**YOUR INSTRUCTIONS**
Copy all of the records below verbatim.

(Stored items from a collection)
:::::

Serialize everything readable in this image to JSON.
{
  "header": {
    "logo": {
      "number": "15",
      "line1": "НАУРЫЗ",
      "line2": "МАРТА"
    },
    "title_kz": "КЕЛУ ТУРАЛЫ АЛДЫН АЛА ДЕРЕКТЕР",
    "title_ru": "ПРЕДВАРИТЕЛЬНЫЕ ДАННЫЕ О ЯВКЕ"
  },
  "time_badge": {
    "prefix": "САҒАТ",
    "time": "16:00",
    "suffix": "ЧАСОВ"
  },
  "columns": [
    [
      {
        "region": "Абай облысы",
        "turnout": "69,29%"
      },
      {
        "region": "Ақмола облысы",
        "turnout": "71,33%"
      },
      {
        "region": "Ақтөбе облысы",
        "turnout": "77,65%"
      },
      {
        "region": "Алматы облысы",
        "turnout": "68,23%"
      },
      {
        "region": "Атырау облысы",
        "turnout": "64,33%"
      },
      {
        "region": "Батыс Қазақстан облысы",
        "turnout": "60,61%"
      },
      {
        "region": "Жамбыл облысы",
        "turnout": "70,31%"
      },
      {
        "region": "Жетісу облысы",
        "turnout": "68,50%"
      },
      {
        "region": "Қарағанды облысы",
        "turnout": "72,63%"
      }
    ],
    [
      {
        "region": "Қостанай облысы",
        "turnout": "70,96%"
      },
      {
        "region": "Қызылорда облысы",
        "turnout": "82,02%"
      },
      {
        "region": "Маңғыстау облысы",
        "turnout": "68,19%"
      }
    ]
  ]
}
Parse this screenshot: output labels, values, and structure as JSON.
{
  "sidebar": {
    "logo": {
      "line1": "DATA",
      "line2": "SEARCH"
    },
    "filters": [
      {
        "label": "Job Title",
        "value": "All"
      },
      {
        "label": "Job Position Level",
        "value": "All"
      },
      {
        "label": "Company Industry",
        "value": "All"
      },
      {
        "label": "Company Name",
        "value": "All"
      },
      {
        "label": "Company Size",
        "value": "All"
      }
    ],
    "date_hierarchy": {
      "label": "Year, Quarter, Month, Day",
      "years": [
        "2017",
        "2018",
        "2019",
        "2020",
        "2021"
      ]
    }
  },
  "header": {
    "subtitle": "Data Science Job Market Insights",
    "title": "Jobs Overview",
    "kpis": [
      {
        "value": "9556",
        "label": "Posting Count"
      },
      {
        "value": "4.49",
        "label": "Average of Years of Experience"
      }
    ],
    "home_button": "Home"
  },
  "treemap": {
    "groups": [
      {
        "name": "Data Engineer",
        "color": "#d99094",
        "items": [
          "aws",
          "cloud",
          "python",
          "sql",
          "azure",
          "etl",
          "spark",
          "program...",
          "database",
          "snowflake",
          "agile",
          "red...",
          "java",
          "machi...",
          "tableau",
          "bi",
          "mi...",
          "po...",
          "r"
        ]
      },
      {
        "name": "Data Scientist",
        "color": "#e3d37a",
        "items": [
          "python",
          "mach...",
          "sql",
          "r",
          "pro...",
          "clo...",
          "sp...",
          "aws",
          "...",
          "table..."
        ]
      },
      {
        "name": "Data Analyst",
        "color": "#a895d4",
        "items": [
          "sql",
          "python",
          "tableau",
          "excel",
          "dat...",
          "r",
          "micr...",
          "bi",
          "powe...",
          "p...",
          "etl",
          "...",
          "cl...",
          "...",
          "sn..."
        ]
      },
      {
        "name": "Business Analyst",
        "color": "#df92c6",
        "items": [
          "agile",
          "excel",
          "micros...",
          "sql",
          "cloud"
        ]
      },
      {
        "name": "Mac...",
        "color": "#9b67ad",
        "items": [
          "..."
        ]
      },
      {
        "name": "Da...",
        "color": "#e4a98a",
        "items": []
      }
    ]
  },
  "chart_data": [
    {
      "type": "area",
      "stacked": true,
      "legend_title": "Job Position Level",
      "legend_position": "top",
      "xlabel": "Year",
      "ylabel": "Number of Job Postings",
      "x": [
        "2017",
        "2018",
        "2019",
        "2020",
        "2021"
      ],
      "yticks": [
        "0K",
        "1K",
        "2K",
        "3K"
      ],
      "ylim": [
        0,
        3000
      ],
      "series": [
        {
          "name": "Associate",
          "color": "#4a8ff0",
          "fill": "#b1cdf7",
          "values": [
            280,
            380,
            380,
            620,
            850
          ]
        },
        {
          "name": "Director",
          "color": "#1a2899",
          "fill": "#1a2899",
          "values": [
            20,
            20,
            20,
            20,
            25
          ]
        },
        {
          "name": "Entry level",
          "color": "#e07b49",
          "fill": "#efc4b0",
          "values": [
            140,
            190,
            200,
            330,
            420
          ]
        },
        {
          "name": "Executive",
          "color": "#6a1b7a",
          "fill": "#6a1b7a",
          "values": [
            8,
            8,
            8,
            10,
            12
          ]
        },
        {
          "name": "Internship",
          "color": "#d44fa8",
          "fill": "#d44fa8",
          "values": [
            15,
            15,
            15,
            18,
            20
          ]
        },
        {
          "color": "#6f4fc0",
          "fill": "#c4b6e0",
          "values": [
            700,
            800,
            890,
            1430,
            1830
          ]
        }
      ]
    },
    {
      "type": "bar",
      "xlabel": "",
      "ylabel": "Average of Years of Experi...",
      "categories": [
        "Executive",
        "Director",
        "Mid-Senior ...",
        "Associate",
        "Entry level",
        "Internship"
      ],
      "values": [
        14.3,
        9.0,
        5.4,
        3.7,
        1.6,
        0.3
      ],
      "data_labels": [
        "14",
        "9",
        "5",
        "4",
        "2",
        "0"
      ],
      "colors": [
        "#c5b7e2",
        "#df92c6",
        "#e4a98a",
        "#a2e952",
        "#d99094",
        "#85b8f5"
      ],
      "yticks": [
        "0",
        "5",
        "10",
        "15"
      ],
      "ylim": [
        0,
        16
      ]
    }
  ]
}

:::::

**ANSWER BELOW**
Serialize everything readable in this image to JSON.
{
  "header": {
    "logo": {
      "number": "15",
      "line1": "НАУРЫЗ",
      "line2": "МАРТА"
    },
    "title_kz": "КЕЛУ ТУРАЛЫ АЛДЫН АЛА ДЕРЕКТЕР",
    "title_ru": "ПРЕДВАРИТЕЛЬНЫЕ ДАННЫЕ О ЯВКЕ"
  },
  "time_badge": {
    "prefix": "САҒАТ",
    "time": "16:00",
    "suffix": "ЧАСОВ"
  },
  "columns": [
    [
      {
        "region": "Абай облысы",
        "turnout": "69,29%"
      },
      {
        "region": "Ақмола облысы",
        "turnout": "71,33%"
      },
      {
        "region": "Ақтөбе облысы",
        "turnout": "77,65%"
      },
      {
        "region": "Алматы облысы",
        "turnout": "68,23%"
      },
      {
        "region": "Атырау облысы",
        "turnout": "64,33%"
      },
      {
        "region": "Батыс Қазақстан облысы",
        "turnout": "60,61%"
      },
      {
        "region": "Жамбыл облысы",
        "turnout": "70,31%"
      },
      {
        "region": "Жетісу облысы",
        "turnout": "68,50%"
      },
      {
        "region": "Қарағанды облысы",
        "turnout": "72,63%"
      }
    ],
    [
      {
        "region": "Қостанай облысы",
        "turnout": "70,96%"
      },
      {
        "region": "Қызылорда облысы",
        "turnout": "82,02%"
      },
      {
        "region": "Маңғыстау облысы",
        "turnout": "68,19%"
      }
    ]
  ]
}
Parse this screenshot: output labels, values, and structure as JSON.
{
  "sidebar": {
    "logo": {
      "line1": "DATA",
      "line2": "SEARCH"
    },
    "filters": [
      {
        "label": "Job Title",
        "value": "All"
      },
      {
        "label": "Job Position Level",
        "value": "All"
      },
      {
        "label": "Company Industry",
        "value": "All"
      },
      {
        "label": "Company Name",
        "value": "All"
      },
      {
        "label": "Company Size",
        "value": "All"
      }
    ],
    "date_hierarchy": {
      "label": "Year, Quarter, Month, Day",
      "years": [
        "2017",
        "2018",
        "2019",
        "2020",
        "2021"
      ]
    }
  },
  "header": {
    "subtitle": "Data Science Job Market Insights",
    "title": "Jobs Overview",
    "kpis": [
      {
        "value": "9556",
        "label": "Posting Count"
      },
      {
        "value": "4.49",
        "label": "Average of Years of Experience"
      }
    ],
    "home_button": "Home"
  },
  "treemap": {
    "groups": [
      {
        "name": "Data Engineer",
        "color": "#d99094",
        "items": [
          "aws",
          "cloud",
          "python",
          "sql",
          "azure",
          "etl",
          "spark",
          "program...",
          "database",
          "snowflake",
          "agile",
          "red...",
          "java",
          "machi...",
          "tableau",
          "bi",
          "mi...",
          "po...",
          "r"
        ]
      },
      {
        "name": "Data Scientist",
        "color": "#e3d37a",
        "items": [
          "python",
          "mach...",
          "sql",
          "r",
          "pro...",
          "clo...",
          "sp...",
          "aws",
          "...",
          "table..."
        ]
      },
      {
        "name": "Data Analyst",
        "color": "#a895d4",
        "items": [
          "sql",
          "python",
          "tableau",
          "excel",
          "dat...",
          "r",
          "micr...",
          "bi",
          "powe...",
          "p...",
          "etl",
          "...",
          "cl...",
          "...",
          "sn..."
        ]
      },
      {
        "name": "Business Analyst",
        "color": "#df92c6",
        "items": [
          "agile",
          "excel",
          "micros...",
          "sql",
          "cloud"
        ]
      },
      {
        "name": "Mac...",
        "color": "#9b67ad",
        "items": [
          "..."
        ]
      },
      {
        "name": "Da...",
        "color": "#e4a98a",
        "items": []
      }
    ]
  },
  "chart_data": [
    {
      "type": "area",
      "stacked": true,
      "legend_title": "Job Position Level",
      "legend_position": "top",
      "xlabel": "Year",
      "ylabel": "Number of Job Postings",
      "x": [
        "2017",
        "2018",
        "2019",
        "2020",
        "2021"
      ],
      "yticks": [
        "0K",
        "1K",
        "2K",
        "3K"
      ],
      "ylim": [
        0,
        3000
      ],
      "series": [
        {
          "name": "Associate",
          "color": "#4a8ff0",
          "fill": "#b1cdf7",
          "values": [
            280,
            380,
            380,
            620,
            850
          ]
        },
        {
          "name": "Director",
          "color": "#1a2899",
          "fill": "#1a2899",
          "values": [
            20,
            20,
            20,
            20,
            25
          ]
        },
        {
          "name": "Entry level",
          "color": "#e07b49",
          "fill": "#efc4b0",
          "values": [
            140,
            190,
            200,
            330,
            420
          ]
        },
        {
          "name": "Executive",
          "color": "#6a1b7a",
          "fill": "#6a1b7a",
          "values": [
            8,
            8,
            8,
            10,
            12
          ]
        },
        {
          "name": "Internship",
          "color": "#d44fa8",
          "fill": "#d44fa8",
          "values": [
            15,
            15,
            15,
            18,
            20
          ]
        },
        {
          "color": "#6f4fc0",
          "fill": "#c4b6e0",
          "values": [
            700,
            800,
            890,
            1430,
            1830
          ]
        }
      ]
    },
    {
      "type": "bar",
      "xlabel": "",
      "ylabel": "Average of Years of Experi...",
      "categories": [
        "Executive",
        "Director",
        "Mid-Senior ...",
        "Associate",
        "Entry level",
        "Internship"
      ],
      "values": [
        14.3,
        9.0,
        5.4,
        3.7,
        1.6,
        0.3
      ],
      "data_labels": [
        "14",
        "9",
        "5",
        "4",
        "2",
        "0"
      ],
      "colors": [
        "#c5b7e2",
        "#df92c6",
        "#e4a98a",
        "#a2e952",
        "#d99094",
        "#85b8f5"
      ],
      "yticks": [
        "0",
        "5",
        "10",
        "15"
      ],
      "ylim": [
        0,
        16
      ]
    }
  ]
}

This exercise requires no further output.